**Requirements**
Write out the full listing again, exactly as it stands.

**Stored records**
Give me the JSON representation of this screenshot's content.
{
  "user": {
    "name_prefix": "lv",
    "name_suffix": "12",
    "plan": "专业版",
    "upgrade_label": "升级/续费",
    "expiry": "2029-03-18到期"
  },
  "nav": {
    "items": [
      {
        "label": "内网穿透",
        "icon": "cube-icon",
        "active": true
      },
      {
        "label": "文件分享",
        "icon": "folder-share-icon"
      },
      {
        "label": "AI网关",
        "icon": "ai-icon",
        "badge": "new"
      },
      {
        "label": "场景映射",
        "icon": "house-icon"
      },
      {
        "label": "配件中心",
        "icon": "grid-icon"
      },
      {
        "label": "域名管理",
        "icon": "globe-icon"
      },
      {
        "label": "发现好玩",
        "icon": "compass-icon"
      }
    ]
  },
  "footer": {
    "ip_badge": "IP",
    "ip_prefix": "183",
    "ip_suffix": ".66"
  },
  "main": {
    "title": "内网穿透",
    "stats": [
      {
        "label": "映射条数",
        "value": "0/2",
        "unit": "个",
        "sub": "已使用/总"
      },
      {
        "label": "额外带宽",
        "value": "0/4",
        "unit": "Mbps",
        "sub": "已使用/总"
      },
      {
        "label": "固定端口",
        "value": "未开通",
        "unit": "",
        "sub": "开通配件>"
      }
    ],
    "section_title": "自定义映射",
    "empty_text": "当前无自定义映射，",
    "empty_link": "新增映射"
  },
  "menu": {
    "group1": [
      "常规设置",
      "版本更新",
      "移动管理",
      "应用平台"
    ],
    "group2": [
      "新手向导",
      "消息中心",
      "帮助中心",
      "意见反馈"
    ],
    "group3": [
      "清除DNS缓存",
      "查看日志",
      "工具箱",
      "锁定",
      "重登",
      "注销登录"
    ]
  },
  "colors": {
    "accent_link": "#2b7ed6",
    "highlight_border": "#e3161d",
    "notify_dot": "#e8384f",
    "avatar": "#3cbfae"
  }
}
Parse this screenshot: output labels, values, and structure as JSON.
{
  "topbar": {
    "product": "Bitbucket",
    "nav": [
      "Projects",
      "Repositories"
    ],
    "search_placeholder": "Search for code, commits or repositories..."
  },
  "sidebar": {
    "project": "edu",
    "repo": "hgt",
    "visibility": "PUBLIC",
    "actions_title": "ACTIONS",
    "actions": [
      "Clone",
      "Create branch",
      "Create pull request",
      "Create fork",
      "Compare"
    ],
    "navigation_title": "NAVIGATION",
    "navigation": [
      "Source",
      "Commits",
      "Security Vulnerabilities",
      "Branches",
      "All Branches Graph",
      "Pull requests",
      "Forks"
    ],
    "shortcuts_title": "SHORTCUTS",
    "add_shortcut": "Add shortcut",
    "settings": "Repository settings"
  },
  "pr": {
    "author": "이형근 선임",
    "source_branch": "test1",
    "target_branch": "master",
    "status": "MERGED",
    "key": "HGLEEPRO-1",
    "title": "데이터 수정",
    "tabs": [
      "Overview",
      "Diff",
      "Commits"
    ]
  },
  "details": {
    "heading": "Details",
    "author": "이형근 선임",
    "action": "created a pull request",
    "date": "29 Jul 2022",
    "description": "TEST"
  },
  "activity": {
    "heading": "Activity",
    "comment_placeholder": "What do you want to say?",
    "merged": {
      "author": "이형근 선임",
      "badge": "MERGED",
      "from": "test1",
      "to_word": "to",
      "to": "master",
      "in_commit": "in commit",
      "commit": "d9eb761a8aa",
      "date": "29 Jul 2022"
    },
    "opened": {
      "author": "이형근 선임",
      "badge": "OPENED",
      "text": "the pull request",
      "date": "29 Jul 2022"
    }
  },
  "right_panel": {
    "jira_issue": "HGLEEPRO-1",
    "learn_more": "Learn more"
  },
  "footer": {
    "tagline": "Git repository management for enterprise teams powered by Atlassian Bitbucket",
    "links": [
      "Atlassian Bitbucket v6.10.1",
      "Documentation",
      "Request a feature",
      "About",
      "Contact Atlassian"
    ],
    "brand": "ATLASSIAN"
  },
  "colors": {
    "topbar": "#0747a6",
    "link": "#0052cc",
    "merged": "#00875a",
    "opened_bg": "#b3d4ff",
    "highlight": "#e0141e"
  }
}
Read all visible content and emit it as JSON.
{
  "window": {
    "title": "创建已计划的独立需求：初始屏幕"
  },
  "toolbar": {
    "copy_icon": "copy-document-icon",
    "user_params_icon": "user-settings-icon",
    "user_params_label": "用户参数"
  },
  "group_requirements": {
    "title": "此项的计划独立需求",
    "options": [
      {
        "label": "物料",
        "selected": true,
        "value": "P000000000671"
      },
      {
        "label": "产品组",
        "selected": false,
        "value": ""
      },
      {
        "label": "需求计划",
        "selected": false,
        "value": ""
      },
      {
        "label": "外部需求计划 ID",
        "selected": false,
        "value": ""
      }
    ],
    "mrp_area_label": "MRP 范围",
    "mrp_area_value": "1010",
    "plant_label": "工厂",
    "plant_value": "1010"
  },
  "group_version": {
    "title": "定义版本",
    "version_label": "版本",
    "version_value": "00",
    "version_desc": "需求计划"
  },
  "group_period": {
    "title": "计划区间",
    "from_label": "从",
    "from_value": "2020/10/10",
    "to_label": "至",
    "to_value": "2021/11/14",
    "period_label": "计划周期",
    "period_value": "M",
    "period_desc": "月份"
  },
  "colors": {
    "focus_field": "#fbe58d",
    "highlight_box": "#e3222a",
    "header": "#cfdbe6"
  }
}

**Full solution**
Give me the JSON representation of this screenshot's content.
{
  "user": {
    "name_prefix": "lv",
    "name_suffix": "12",
    "plan": "专业版",
    "upgrade_label": "升级/续费",
    "expiry": "2029-03-18到期"
  },
  "nav": {
    "items": [
      {
        "label": "内网穿透",
        "icon": "cube-icon",
        "active": true
      },
      {
        "label": "文件分享",
        "icon": "folder-share-icon"
      },
      {
        "label": "AI网关",
        "icon": "ai-icon",
        "badge": "new"
      },
      {
        "label": "场景映射",
        "icon": "house-icon"
      },
      {
        "label": "配件中心",
        "icon": "grid-icon"
      },
      {
        "label": "域名管理",
        "icon": "globe-icon"
      },
      {
        "label": "发现好玩",
        "icon": "compass-icon"
      }
    ]
  },
  "footer": {
    "ip_badge": "IP",
    "ip_prefix": "183",
    "ip_suffix": ".66"
  },
  "main": {
    "title": "内网穿透",
    "stats": [
      {
        "label": "映射条数",
        "value": "0/2",
        "unit": "个",
        "sub": "已使用/总"
      },
      {
        "label": "额外带宽",
        "value": "0/4",
        "unit": "Mbps",
        "sub": "已使用/总"
      },
      {
        "label": "固定端口",
        "value": "未开通",
        "unit": "",
        "sub": "开通配件>"
      }
    ],
    "section_title": "自定义映射",
    "empty_text": "当前无自定义映射，",
    "empty_link": "新增映射"
  },
  "menu": {
    "group1": [
      "常规设置",
      "版本更新",
      "移动管理",
      "应用平台"
    ],
    "group2": [
      "新手向导",
      "消息中心",
      "帮助中心",
      "意见反馈"
    ],
    "group3": [
      "清除DNS缓存",
      "查看日志",
      "工具箱",
      "锁定",
      "重登",
      "注销登录"
    ]
  },
  "colors": {
    "accent_link": "#2b7ed6",
    "highlight_border": "#e3161d",
    "notify_dot": "#e8384f",
    "avatar": "#3cbfae"
  }
}
Parse this screenshot: output labels, values, and structure as JSON.
{
  "topbar": {
    "product": "Bitbucket",
    "nav": [
      "Projects",
      "Repositories"
    ],
    "search_placeholder": "Search for code, commits or repositories..."
  },
  "sidebar": {
    "project": "edu",
    "repo": "hgt",
    "visibility": "PUBLIC",
    "actions_title": "ACTIONS",
    "actions": [
      "Clone",
      "Create branch",
      "Create pull request",
      "Create fork",
      "Compare"
    ],
    "navigation_title": "NAVIGATION",
    "navigation": [
      "Source",
      "Commits",
      "Security Vulnerabilities",
      "Branches",
      "All Branches Graph",
      "Pull requests",
      "Forks"
    ],
    "shortcuts_title": "SHORTCUTS",
    "add_shortcut": "Add shortcut",
    "settings": "Repository settings"
  },
  "pr": {
    "author": "이형근 선임",
    "source_branch": "test1",
    "target_branch": "master",
    "status": "MERGED",
    "key": "HGLEEPRO-1",
    "title": "데이터 수정",
    "tabs": [
      "Overview",
      "Diff",
      "Commits"
    ]
  },
  "details": {
    "heading": "Details",
    "author": "이형근 선임",
    "action": "created a pull request",
    "date": "29 Jul 2022",
    "description": "TEST"
  },
  "activity": {
    "heading": "Activity",
    "comment_placeholder": "What do you want to say?",
    "merged": {
      "author": "이형근 선임",
      "badge": "MERGED",
      "from": "test1",
      "to_word": "to",
      "to": "master",
      "in_commit": "in commit",
      "commit": "d9eb761a8aa",
      "date": "29 Jul 2022"
    },
    "opened": {
      "author": "이형근 선임",
      "badge": "OPENED",
      "text": "the pull request",
      "date": "29 Jul 2022"
    }
  },
  "right_panel": {
    "jira_issue": "HGLEEPRO-1",
    "learn_more": "Learn more"
  },
  "footer": {
    "tagline": "Git repository management for enterprise teams powered by Atlassian Bitbucket",
    "links": [
      "Atlassian Bitbucket v6.10.1",
      "Documentation",
      "Request a feature",
      "About",
      "Contact Atlassian"
    ],
    "brand": "ATLASSIAN"
  },
  "colors": {
    "topbar": "#0747a6",
    "link": "#0052cc",
    "merged": "#00875a",
    "opened_bg": "#b3d4ff",
    "highlight": "#e0141e"
  }
}
Read all visible content and emit it as JSON.
{
  "window": {
    "title": "创建已计划的独立需求：初始屏幕"
  },
  "toolbar": {
    "copy_icon": "copy-document-icon",
    "user_params_icon": "user-settings-icon",
    "user_params_label": "用户参数"
  },
  "group_requirements": {
    "title": "此项的计划独立需求",
    "options": [
      {
        "label": "物料",
        "selected": true,
        "value": "P000000000671"
      },
      {
        "label": "产品组",
        "selected": false,
        "value": ""
      },
      {
        "label": "需求计划",
        "selected": false,
        "value": ""
      },
      {
        "label": "外部需求计划 ID",
        "selected": false,
        "value": ""
      }
    ],
    "mrp_area_label": "MRP 范围",
    "mrp_area_value": "1010",
    "plant_label": "工厂",
    "plant_value": "1010"
  },
  "group_version": {
    "title": "定义版本",
    "version_label": "版本",
    "version_value": "00",
    "version_desc": "需求计划"
  },
  "group_period": {
    "title": "计划区间",
    "from_label": "从",
    "from_value": "2020/10/10",
    "to_label": "至",
    "to_value": "2021/11/14",
    "period_label": "计划周期",
    "period_value": "M",
    "period_desc": "月份"
  },
  "colors": {
    "focus_field": "#fbe58d",
    "highlight_box": "#e3222a",
    "header": "#cfdbe6"
  }
}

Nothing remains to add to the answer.